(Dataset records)
********
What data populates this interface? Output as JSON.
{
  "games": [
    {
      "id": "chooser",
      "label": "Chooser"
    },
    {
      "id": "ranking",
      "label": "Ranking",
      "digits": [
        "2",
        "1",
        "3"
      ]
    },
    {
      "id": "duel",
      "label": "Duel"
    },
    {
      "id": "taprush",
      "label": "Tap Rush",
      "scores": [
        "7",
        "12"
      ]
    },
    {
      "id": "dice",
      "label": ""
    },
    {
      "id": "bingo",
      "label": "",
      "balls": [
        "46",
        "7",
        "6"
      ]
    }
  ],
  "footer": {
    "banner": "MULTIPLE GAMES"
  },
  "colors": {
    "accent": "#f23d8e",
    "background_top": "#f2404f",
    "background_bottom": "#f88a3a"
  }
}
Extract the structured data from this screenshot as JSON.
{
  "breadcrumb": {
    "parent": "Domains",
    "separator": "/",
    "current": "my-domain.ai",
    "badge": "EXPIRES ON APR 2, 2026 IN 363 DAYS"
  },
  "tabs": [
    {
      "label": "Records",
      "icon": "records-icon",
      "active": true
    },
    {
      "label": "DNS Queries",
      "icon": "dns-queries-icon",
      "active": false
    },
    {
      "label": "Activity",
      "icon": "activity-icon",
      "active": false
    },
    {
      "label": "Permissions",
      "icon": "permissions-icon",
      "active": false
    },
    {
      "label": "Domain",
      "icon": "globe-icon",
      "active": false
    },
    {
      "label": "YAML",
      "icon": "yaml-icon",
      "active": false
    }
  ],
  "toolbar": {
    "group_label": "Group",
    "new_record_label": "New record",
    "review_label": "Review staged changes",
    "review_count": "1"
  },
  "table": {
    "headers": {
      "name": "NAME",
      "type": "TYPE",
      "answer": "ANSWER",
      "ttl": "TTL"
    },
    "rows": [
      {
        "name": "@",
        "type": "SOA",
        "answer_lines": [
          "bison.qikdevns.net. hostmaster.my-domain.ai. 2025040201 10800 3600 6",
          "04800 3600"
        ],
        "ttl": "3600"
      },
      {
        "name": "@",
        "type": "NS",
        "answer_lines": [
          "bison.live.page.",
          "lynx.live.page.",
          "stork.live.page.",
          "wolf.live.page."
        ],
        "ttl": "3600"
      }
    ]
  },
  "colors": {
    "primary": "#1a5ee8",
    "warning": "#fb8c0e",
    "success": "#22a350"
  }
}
********
▸ Exercise directions:
Where a line above contains the string "live", copy that line.

▸ Task answer:
          "bison.live.page.",
          "lynx.live.page.",
          "stork.live.page.",
          "wolf.live.page."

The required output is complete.